* Begin *

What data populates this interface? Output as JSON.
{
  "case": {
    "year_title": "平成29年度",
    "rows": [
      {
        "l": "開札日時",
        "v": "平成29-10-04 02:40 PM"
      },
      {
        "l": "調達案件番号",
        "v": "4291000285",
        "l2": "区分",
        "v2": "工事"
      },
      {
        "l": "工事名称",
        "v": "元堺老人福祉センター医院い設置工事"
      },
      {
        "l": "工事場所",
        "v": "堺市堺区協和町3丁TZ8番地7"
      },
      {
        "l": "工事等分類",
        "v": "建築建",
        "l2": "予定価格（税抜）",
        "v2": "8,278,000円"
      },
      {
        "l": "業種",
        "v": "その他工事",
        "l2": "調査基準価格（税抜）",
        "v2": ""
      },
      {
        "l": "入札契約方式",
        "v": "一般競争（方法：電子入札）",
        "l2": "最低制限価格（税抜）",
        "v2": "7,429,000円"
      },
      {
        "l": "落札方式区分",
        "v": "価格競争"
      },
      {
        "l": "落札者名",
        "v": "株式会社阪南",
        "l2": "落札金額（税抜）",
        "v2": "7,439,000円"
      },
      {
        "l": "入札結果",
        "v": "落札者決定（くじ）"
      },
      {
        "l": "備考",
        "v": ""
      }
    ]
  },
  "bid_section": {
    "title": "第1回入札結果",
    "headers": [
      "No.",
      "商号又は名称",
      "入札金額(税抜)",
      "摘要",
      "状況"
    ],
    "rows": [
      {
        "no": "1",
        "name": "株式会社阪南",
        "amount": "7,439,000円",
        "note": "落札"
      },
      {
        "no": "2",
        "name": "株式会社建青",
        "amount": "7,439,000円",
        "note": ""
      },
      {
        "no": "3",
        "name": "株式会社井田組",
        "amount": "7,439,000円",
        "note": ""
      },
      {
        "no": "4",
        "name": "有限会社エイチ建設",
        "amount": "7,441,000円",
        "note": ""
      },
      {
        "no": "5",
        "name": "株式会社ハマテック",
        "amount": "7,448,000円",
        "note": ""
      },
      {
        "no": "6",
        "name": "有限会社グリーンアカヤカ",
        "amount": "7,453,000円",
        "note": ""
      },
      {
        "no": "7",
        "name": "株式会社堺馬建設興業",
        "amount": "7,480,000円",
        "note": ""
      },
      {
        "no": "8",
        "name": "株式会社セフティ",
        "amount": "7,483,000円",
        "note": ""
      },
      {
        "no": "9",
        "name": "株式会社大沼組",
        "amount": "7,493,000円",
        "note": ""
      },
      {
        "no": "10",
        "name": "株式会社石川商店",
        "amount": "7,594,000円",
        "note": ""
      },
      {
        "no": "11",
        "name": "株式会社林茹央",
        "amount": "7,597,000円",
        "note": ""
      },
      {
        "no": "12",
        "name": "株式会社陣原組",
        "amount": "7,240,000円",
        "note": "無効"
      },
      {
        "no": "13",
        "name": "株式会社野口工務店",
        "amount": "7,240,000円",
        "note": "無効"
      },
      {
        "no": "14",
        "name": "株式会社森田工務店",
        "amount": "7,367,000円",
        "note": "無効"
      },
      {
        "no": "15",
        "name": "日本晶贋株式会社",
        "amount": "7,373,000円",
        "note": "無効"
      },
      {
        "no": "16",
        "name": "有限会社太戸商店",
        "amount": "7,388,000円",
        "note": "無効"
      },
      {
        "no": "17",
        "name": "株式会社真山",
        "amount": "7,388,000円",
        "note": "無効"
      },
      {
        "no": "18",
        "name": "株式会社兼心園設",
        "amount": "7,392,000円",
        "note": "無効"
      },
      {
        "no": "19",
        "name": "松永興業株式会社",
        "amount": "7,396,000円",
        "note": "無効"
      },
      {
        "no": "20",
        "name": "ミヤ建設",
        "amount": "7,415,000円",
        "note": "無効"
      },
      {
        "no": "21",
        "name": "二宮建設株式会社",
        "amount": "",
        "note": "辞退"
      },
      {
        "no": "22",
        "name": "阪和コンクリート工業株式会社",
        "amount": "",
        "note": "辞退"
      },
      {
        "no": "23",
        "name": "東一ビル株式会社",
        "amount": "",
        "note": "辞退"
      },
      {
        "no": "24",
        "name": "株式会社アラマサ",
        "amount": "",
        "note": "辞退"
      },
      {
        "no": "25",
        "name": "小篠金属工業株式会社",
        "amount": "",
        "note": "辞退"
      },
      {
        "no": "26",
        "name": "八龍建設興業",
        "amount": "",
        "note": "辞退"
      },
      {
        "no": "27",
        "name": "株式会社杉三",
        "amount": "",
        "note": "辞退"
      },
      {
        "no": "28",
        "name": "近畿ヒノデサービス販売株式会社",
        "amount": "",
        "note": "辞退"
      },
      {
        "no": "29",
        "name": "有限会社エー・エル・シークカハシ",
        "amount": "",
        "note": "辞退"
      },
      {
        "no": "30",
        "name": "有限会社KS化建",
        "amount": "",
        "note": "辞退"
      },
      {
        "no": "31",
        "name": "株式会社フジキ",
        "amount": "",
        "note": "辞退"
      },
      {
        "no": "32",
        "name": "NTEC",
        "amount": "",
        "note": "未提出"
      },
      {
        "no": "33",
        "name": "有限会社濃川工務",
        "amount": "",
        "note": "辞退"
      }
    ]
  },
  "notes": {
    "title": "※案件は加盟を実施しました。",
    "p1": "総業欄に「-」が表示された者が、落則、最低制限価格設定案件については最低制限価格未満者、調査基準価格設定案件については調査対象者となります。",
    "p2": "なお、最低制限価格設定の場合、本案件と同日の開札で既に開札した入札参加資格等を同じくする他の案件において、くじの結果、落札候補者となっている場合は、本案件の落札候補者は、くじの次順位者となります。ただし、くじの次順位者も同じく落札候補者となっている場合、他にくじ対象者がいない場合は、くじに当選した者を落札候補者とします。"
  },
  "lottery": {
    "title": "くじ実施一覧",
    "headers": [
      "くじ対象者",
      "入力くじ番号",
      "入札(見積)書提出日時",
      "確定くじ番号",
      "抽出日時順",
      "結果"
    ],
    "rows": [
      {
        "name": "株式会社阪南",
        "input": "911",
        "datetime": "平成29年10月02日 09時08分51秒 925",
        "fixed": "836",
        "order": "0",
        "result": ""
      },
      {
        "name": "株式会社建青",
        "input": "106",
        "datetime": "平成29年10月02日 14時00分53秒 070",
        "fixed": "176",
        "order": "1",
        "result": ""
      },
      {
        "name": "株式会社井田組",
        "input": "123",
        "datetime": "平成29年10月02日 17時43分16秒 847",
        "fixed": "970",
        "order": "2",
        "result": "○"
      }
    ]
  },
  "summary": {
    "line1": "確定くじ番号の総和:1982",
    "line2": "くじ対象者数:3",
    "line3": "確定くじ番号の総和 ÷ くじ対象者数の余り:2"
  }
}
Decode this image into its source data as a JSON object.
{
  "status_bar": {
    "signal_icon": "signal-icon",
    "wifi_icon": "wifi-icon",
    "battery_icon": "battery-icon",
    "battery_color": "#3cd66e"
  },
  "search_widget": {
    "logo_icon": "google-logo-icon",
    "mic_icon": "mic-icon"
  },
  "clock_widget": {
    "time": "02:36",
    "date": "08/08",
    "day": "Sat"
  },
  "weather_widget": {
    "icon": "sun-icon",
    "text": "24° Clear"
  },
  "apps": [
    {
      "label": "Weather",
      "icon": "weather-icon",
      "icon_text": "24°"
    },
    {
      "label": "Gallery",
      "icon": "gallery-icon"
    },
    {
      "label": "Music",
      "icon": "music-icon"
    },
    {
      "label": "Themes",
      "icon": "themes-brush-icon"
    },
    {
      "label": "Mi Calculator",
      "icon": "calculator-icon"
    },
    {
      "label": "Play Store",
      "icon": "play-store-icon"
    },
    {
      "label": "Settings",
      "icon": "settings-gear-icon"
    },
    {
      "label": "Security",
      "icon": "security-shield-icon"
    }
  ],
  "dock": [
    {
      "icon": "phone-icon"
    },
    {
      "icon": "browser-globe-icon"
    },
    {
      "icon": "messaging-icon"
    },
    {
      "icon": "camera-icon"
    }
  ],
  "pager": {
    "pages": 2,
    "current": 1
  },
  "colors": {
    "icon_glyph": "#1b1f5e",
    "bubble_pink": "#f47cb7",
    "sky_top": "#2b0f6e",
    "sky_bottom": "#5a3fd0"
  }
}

* End *

Stated goal:
Starting from the line containing "Decode this image", repeat each line through the end of the entries, exactly.

Exercise output:
Decode this image into its source data as a JSON object.
{
  "status_bar": {
    "signal_icon": "signal-icon",
    "wifi_icon": "wifi-icon",
    "battery_icon": "battery-icon",
    "battery_color": "#3cd66e"
  },
  "search_widget": {
    "logo_icon": "google-logo-icon",
    "mic_icon": "mic-icon"
  },
  "clock_widget": {
    "time": "02:36",
    "date": "08/08",
    "day": "Sat"
  },
  "weather_widget": {
    "icon": "sun-icon",
    "text": "24° Clear"
  },
  "apps": [
    {
      "label": "Weather",
      "icon": "weather-icon",
      "icon_text": "24°"
    },
    {
      "label": "Gallery",
      "icon": "gallery-icon"
    },
    {
      "label": "Music",
      "icon": "music-icon"
    },
    {
      "label": "Themes",
      "icon": "themes-brush-icon"
    },
    {
      "label": "Mi Calculator",
      "icon": "calculator-icon"
    },
    {
      "label": "Play Store",
      "icon": "play-store-icon"
    },
    {
      "label": "Settings",
      "icon": "settings-gear-icon"
    },
    {
      "label": "Security",
      "icon": "security-shield-icon"
    }
  ],
  "dock": [
    {
      "icon": "phone-icon"
    },
    {
      "icon": "browser-globe-icon"
    },
    {
      "icon": "messaging-icon"
    },
    {
      "icon": "camera-icon"
    }
  ],
  "pager": {
    "pages": 2,
    "current": 1
  },
  "colors": {
    "icon_glyph": "#1b1f5e",
    "bubble_pink": "#f47cb7",
    "sky_top": "#2b0f6e",
    "sky_bottom": "#5a3fd0"
  }
}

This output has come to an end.